======== INPUT FOR THIS TASK ========

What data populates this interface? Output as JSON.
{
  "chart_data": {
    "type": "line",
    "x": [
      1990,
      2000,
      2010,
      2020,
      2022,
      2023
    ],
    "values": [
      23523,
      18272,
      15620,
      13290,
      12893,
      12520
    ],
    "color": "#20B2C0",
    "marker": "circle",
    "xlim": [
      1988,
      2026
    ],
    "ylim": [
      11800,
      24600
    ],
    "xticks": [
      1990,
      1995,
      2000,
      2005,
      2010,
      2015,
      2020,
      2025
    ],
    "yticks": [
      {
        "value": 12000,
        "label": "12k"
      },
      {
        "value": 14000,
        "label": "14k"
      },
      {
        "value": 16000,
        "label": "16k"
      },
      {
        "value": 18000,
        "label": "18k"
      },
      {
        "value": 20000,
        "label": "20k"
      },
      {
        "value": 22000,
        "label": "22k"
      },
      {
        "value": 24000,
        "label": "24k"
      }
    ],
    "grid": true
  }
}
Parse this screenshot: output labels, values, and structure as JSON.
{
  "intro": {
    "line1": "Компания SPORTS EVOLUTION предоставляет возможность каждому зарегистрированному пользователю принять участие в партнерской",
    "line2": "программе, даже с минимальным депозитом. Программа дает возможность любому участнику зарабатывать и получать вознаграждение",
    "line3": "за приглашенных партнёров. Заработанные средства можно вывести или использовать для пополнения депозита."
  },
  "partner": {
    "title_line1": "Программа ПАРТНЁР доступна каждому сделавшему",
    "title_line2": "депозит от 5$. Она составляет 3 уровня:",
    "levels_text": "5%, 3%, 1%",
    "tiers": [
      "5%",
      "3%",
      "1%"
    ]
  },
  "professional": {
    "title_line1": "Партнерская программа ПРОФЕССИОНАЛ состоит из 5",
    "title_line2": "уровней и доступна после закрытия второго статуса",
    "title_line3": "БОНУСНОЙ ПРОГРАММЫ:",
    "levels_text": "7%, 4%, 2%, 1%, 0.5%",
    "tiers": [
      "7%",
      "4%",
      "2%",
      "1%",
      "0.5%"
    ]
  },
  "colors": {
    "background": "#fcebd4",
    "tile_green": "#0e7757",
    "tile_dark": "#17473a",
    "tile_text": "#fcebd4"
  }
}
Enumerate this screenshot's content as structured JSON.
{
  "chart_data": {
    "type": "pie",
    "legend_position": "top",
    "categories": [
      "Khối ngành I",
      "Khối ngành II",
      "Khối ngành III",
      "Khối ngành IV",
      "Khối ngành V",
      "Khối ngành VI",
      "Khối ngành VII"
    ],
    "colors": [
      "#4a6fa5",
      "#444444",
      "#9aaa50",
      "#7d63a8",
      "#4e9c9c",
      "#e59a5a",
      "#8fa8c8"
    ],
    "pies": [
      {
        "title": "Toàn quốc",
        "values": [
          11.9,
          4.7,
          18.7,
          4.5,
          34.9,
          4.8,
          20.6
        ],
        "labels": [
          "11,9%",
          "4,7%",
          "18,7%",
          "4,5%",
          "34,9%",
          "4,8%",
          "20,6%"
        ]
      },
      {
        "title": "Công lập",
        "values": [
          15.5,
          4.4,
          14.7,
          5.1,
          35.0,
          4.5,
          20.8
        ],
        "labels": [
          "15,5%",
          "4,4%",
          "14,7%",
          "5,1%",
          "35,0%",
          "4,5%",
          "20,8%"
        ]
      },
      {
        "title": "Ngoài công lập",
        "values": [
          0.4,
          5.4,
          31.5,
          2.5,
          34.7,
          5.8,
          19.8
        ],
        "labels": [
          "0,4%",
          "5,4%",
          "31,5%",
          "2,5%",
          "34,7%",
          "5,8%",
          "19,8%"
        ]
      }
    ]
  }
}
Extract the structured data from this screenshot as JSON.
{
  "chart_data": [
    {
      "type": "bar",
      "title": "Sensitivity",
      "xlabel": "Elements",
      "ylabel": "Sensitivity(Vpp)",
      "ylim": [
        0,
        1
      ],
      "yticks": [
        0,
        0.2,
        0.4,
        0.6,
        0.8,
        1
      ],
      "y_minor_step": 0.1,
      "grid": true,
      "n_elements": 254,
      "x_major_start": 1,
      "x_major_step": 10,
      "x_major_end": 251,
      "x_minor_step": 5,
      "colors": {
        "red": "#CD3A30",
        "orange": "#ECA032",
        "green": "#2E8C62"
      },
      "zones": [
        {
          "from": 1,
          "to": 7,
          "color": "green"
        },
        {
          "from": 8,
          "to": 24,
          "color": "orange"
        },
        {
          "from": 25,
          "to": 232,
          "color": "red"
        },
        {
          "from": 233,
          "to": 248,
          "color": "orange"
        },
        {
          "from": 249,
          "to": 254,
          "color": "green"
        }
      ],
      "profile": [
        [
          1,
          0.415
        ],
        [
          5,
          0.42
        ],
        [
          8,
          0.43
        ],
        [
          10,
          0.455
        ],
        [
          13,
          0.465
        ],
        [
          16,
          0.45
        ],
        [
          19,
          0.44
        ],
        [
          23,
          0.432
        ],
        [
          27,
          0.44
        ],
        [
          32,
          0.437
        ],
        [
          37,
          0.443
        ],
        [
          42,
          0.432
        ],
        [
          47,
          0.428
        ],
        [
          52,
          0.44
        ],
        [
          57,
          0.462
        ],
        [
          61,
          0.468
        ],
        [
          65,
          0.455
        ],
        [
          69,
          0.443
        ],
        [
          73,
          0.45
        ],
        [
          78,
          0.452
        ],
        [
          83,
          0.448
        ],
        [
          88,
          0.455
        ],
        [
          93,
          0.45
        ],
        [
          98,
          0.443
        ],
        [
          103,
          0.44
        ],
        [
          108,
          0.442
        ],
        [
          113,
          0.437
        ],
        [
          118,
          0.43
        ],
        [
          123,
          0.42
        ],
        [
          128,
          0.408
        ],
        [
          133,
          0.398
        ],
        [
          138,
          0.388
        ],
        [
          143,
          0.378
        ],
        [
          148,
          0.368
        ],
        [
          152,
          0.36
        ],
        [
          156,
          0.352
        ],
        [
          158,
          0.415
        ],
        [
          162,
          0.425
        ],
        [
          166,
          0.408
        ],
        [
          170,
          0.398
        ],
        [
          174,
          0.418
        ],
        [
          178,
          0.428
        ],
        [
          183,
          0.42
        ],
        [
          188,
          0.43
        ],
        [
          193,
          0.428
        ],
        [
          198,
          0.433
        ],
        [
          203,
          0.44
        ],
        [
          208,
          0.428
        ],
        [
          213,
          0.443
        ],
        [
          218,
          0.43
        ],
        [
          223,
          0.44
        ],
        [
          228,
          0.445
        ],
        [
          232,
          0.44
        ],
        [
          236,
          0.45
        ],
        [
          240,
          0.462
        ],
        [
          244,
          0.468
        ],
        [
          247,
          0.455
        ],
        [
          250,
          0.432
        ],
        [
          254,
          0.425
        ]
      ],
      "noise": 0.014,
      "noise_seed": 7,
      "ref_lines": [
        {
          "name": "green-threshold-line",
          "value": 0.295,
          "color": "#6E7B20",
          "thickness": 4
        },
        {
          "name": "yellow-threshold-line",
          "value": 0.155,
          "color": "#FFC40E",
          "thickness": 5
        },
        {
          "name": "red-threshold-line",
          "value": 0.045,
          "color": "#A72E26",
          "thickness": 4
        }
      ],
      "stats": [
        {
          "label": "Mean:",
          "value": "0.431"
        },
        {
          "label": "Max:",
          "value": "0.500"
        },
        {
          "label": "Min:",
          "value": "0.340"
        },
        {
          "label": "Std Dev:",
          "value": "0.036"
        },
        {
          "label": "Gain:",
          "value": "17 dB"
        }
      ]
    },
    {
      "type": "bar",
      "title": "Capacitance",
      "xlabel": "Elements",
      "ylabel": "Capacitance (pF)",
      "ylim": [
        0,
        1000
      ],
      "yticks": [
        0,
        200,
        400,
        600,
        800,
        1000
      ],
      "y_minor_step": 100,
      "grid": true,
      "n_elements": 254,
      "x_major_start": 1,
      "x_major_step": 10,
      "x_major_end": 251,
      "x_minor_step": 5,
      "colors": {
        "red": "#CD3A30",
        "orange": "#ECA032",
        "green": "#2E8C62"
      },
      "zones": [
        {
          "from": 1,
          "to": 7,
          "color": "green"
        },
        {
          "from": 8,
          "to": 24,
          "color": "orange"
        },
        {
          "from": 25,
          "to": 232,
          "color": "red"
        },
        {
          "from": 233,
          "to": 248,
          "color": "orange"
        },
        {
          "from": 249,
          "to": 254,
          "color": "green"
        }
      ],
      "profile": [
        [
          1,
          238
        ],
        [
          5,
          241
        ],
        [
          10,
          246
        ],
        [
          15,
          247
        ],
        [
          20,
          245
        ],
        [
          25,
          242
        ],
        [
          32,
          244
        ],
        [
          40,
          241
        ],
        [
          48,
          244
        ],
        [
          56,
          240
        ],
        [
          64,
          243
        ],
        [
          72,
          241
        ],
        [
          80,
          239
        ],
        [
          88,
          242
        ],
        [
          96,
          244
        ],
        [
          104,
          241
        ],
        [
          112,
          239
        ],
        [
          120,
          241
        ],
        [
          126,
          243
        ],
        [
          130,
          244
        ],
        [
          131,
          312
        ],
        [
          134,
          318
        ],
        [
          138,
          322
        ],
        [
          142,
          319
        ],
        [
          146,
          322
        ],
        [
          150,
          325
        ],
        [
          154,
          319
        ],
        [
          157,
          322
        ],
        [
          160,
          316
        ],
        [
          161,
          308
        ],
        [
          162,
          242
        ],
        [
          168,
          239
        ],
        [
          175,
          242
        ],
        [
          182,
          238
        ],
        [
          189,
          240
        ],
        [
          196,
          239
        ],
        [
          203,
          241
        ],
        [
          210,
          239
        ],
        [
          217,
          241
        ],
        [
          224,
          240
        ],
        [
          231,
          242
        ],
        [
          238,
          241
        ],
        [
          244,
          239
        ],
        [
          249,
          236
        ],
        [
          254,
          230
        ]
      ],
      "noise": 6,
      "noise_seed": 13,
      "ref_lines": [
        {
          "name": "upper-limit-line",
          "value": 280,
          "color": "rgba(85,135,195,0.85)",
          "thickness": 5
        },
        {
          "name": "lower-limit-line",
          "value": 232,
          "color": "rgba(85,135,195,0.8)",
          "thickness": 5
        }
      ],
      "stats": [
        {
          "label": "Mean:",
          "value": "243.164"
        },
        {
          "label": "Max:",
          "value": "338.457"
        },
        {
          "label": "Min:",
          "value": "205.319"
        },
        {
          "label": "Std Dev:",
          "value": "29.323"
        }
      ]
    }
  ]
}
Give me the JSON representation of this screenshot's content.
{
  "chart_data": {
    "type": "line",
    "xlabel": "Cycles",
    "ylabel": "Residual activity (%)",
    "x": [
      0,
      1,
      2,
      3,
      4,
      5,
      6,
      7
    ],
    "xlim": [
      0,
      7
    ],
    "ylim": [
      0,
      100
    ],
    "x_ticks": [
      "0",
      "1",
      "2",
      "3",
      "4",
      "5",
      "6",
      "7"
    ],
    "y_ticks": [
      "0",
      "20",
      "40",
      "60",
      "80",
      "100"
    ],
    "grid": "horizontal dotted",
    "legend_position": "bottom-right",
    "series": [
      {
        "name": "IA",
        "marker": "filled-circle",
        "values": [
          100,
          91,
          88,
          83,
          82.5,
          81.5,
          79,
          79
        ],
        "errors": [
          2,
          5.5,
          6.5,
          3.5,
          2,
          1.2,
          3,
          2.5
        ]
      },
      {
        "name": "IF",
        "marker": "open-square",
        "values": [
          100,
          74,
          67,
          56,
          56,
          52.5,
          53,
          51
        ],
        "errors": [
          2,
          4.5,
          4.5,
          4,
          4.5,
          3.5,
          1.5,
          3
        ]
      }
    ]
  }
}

========

▸ **EXERCISE OBJECTIVE**: Find the number of lines in which the word "limit" occurs, and write nothing but that number.

▸ **SOLVED EXERCISE**: 2